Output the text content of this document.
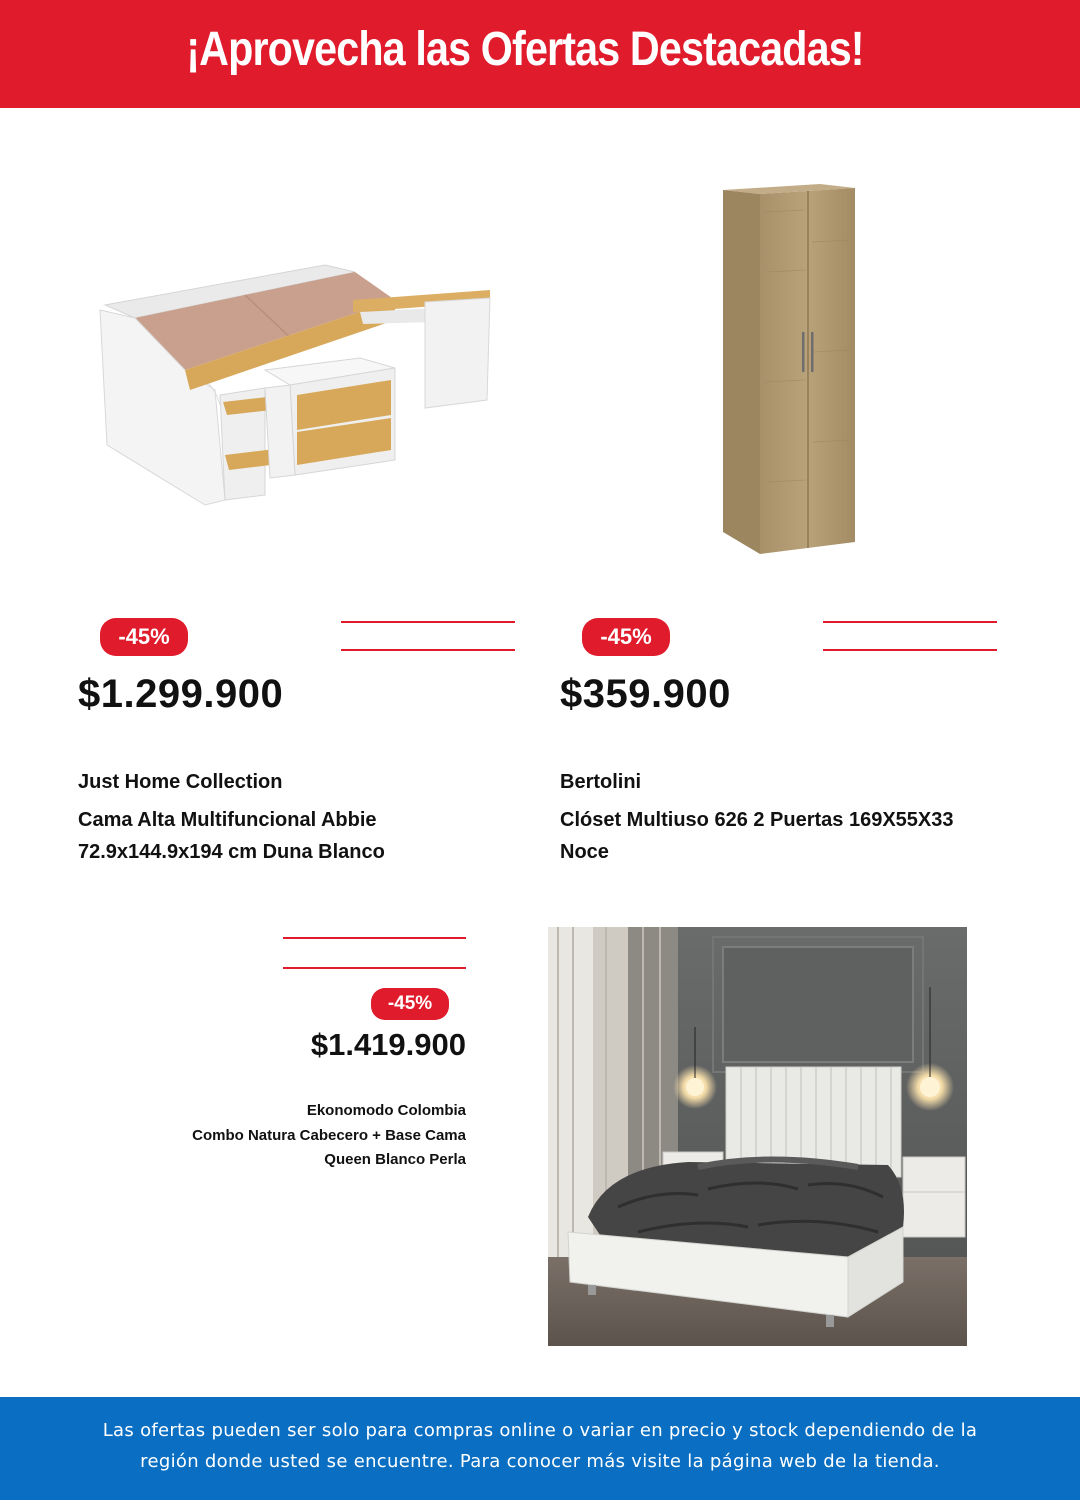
¡Aprovecha las Ofertas Destacadas!
-45%
$1.299.900
Just Home Collection
Cama Alta Multifuncional Abbie
72.9x144.9x194 cm Duna Blanco
-45%
$359.900
Bertolini
Clóset Multiuso 626 2 Puertas 169X55X33
Noce
-45%
$1.419.900
Ekonomodo Colombia
Combo Natura Cabecero + Base Cama
Queen Blanco Perla
Las ofertas pueden ser solo para compras online o variar en precio y stock dependiendo de la
región donde usted se encuentre. Para conocer más visite la página web de la tienda.
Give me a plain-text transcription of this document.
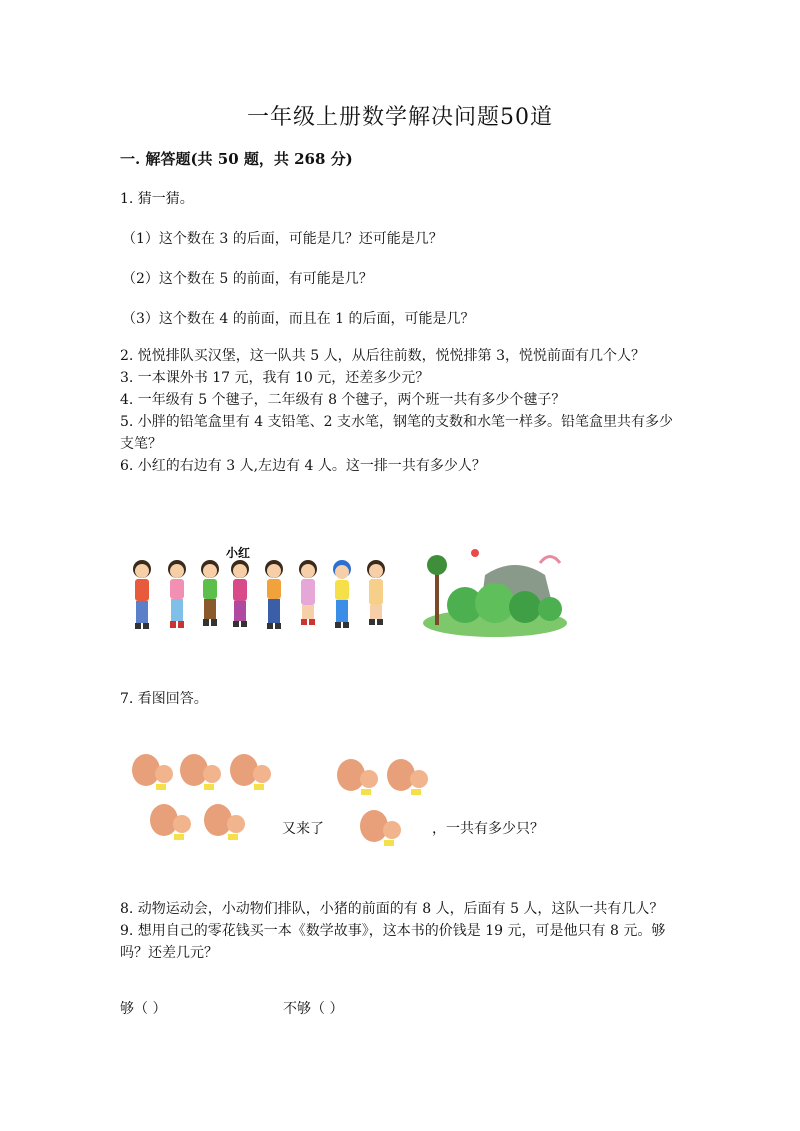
一年级上册数学解决问题50道
一. 解答题(共 50 题，共 268 分)
1. 猜一猜。
（1）这个数在 3 的后面，可能是几？还可能是几？
（2）这个数在 5 的前面，有可能是几？
（3）这个数在 4 的前面，而且在 1 的后面，可能是几？

2. 悦悦排队买汉堡，这一队共 5 人，从后往前数，悦悦排第 3，悦悦前面有几个人？

3. 一本课外书 17 元，我有 10 元，还差多少元？

4. 一年级有 5 个毽子，二年级有 8 个毽子，两个班一共有多少个毽子？

5. 小胖的铅笔盒里有 4 支铅笔、2 支水笔，钢笔的支数和水笔一样多。铅笔盒里共有多少支笔？

6. 小红的右边有 3 人,左边有 4 人。这一排一共有多少人？

小红
7. 看图回答。
又来了	，一共有多少只？

8. 动物运动会，小动物们排队，小猪的前面的有 8 人，后面有 5 人，这队一共有几人？

9. 想用自己的零花钱买一本《数学故事》，这本书的价钱是 19 元，可是他只有 8 元。够吗？还差几元？

够（ ）	不够（ ）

- **Challenge**
Transcribe every line in the entries above, taking out only the images.

- **Output for this exercise**
Output the text content of this document.
¡Aprovecha las Ofertas Destacadas!
-45%
$1.299.900
Just Home Collection
Cama Alta Multifuncional Abbie
72.9x144.9x194 cm Duna Blanco
-45%
$359.900
Bertolini
Clóset Multiuso 626 2 Puertas 169X55X33
Noce
-45%
$1.419.900
Ekonomodo Colombia
Combo Natura Cabecero + Base Cama
Queen Blanco Perla
Las ofertas pueden ser solo para compras online o variar en precio y stock dependiendo de la
región donde usted se encuentre. Para conocer más visite la página web de la tienda.
Give me a plain-text transcription of this document.
一年级上册数学解决问题50道
一. 解答题(共 50 题，共 268 分)
1. 猜一猜。
（1）这个数在 3 的后面，可能是几？还可能是几？
（2）这个数在 5 的前面，有可能是几？
（3）这个数在 4 的前面，而且在 1 的后面，可能是几？

2. 悦悦排队买汉堡，这一队共 5 人，从后往前数，悦悦排第 3，悦悦前面有几个人？

3. 一本课外书 17 元，我有 10 元，还差多少元？

4. 一年级有 5 个毽子，二年级有 8 个毽子，两个班一共有多少个毽子？

5. 小胖的铅笔盒里有 4 支铅笔、2 支水笔，钢笔的支数和水笔一样多。铅笔盒里共有多少支笔？

6. 小红的右边有 3 人,左边有 4 人。这一排一共有多少人？

小红
7. 看图回答。
又来了	，一共有多少只？

8. 动物运动会，小动物们排队，小猪的前面的有 8 人，后面有 5 人，这队一共有几人？

9. 想用自己的零花钱买一本《数学故事》，这本书的价钱是 19 元，可是他只有 8 元。够吗？还差几元？

够（ ）	不够（ ）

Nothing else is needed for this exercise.